Dataset records:

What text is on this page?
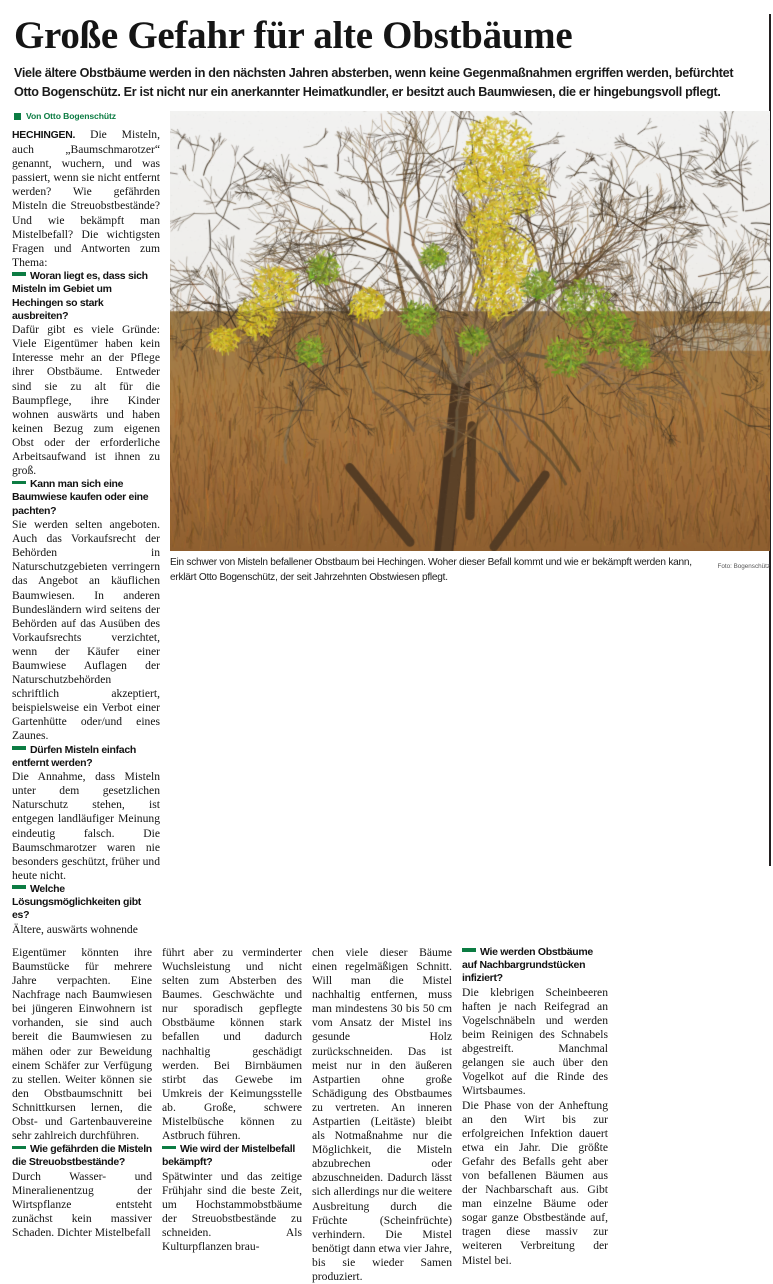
Große Gefahr für alte Obstbäume
Viele ältere Obstbäume werden in den nächsten Jahren absterben, wenn keine Gegenmaßnahmen ergriffen werden, befürchtet Otto Bogenschütz. Er ist nicht nur ein anerkannter Heimatkundler, er besitzt auch Baumwiesen, die er hingebungsvoll pflegt.
Von Otto Bogenschütz

HECHINGEN. Die Misteln, auch „Baumschmarotzer“ genannt, wuchern, und was passiert, wenn sie nicht entfernt werden? Wie gefährden Misteln die Streuobstbestände? Und wie bekämpft man Mistelbefall? Die wichtigsten Fragen und Antworten zum Thema:

Woran liegt es, dass sich Misteln im Gebiet um Hechingen so stark ausbreiten?

Dafür gibt es viele Gründe: Viele Eigentümer haben kein Interesse mehr an der Pflege ihrer Obstbäume. Entweder sind sie zu alt für die Baumpflege, ihre Kinder wohnen auswärts und haben keinen Bezug zum eigenen Obst oder der erforderliche Arbeitsaufwand ist ihnen zu groß.

Kann man sich eine Baumwiese kaufen oder eine pachten?

Sie werden selten angeboten. Auch das Vorkaufsrecht der Behörden in Naturschutzgebieten verringern das Angebot an käuflichen Baumwiesen. In anderen Bundesländern wird seitens der Behörden auf das Ausüben des Vorkaufsrechts verzichtet, wenn der Käufer einer Baumwiese Auflagen der Naturschutzbehörden schriftlich akzeptiert, beispielsweise ein Verbot einer Gartenhütte oder/und eines Zaunes.

Dürfen Misteln einfach entfernt werden?

Die Annahme, dass Misteln unter dem gesetzlichen Naturschutz stehen, ist entgegen landläufiger Meinung eindeutig falsch. Die Baumschmarotzer waren nie besonders geschützt, früher und heute nicht.

Welche Lösungsmöglichkeiten gibt es?

Ältere, auswärts wohnende

Foto: Bogenschütz
Ein schwer von Misteln befallener Obstbaum bei Hechingen. Woher dieser Befall kommt und wie er bekämpft werden kann, erklärt Otto Bogenschütz, der seit Jahrzehnten Obstwiesen pflegt.

Eigentümer könnten ihre Baumstücke für mehrere Jahre verpachten. Eine Nachfrage nach Baumwiesen bei jüngeren Einwohnern ist vorhanden, sie sind auch bereit die Baumwiesen zu mähen oder zur Beweidung einem Schäfer zur Verfügung zu stellen. Weiter können sie den Obstbaumschnitt bei Schnittkursen lernen, die Obst- und Gartenbauvereine sehr zahlreich durchführen.

Wie gefährden die Misteln die Streuobstbestände?

Durch Wasser- und Mineralienentzug der Wirtspflanze entsteht zunächst kein massiver Schaden. Dichter Mistelbefall

führt aber zu verminderter Wuchsleistung und nicht selten zum Absterben des Baumes. Geschwächte und nur sporadisch gepflegte Obstbäume können stark befallen und dadurch nachhaltig geschädigt werden. Bei Birnbäumen stirbt das Gewebe im Umkreis der Keimungsstelle ab. Große, schwere Mistelbüsche können zu Astbruch führen.

Wie wird der Mistelbefall bekämpft?

Spätwinter und das zeitige Frühjahr sind die beste Zeit, um Hochstammobstbäume der Streuobstbestände zu schneiden. Als Kulturpflanzen brau-

chen viele dieser Bäume einen regelmäßigen Schnitt. Will man die Mistel nachhaltig entfernen, muss man mindestens 30 bis 50 cm vom Ansatz der Mistel ins gesunde Holz zurückschneiden. Das ist meist nur in den äußeren Astpartien ohne große Schädigung des Obstbaumes zu vertreten. An inneren Astpartien (Leitäste) bleibt als Notmaßnahme nur die Möglichkeit, die Misteln abzubrechen oder abzuschneiden. Dadurch lässt sich allerdings nur die weitere Ausbreitung durch die Früchte (Scheinfrüchte) verhindern. Die Mistel benötigt dann etwa vier Jahre, bis sie wieder Samen produziert.

Wie werden Obstbäume auf Nachbargrundstücken infiziert?

Die klebrigen Scheinbeeren haften je nach Reifegrad an Vogelschnäbeln und werden beim Reinigen des Schnabels abgestreift. Manchmal gelangen sie auch über den Vogelkot auf die Rinde des Wirtsbaumes.

Die Phase von der Anheftung an den Wirt bis zur erfolgreichen Infektion dauert etwa ein Jahr. Die größte Gefahr des Befalls geht aber von befallenen Bäumen aus der Nachbarschaft aus. Gibt man einzelne Bäume oder sogar ganze Obstbestände auf, tragen diese massiv zur weiteren Verbreitung der Mistel bei.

EXERCISE TASK: Find every line of the data that holds the string "Mistelbefall", then say how many there are and nothing else.

EXERCISE OUTPUT: 3